Extracted data entries
— begin —
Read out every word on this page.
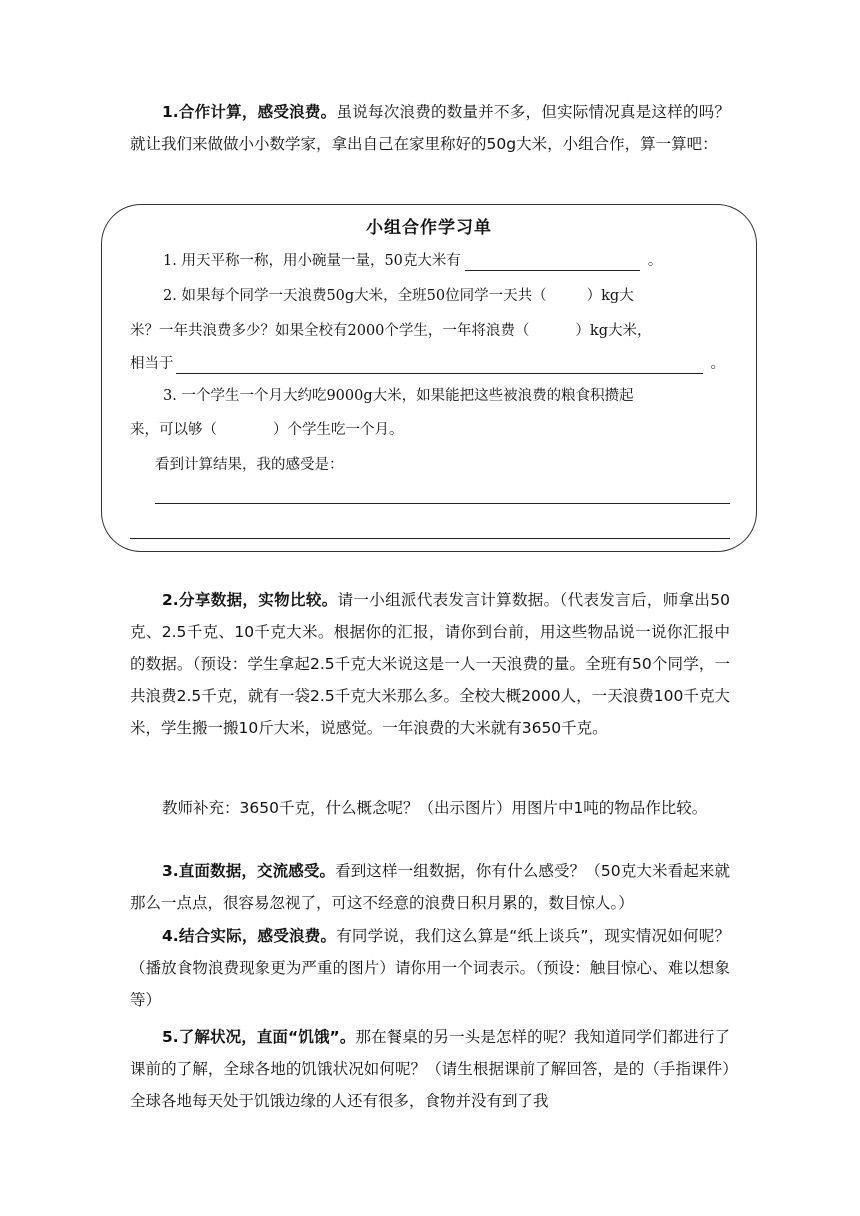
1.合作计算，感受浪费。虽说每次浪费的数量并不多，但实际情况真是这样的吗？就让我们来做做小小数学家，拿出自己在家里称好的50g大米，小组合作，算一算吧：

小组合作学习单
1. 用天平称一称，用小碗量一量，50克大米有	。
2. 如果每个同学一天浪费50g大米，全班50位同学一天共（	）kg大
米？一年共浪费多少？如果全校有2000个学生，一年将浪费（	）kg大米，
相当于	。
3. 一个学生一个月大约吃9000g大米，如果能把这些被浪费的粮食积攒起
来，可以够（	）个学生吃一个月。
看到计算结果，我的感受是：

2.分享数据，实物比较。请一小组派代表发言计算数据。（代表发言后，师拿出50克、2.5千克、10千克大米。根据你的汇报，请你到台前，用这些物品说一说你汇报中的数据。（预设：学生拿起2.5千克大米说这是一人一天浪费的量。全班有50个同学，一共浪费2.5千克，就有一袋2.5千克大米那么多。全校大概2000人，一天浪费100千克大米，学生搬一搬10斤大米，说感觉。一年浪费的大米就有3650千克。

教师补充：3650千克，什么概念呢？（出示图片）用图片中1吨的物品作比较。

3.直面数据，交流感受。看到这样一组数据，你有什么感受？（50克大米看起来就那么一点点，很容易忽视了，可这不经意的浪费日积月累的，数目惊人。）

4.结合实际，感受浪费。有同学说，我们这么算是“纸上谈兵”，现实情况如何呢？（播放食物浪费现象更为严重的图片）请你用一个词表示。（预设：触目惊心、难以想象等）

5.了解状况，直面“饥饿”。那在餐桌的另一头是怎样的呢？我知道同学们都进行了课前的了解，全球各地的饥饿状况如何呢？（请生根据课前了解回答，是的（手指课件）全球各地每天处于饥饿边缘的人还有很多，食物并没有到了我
— end —
Aim: The answer is the number of lines in the preceding material that hold "感受浪费"; write that number and nothing else.

Task answer: 2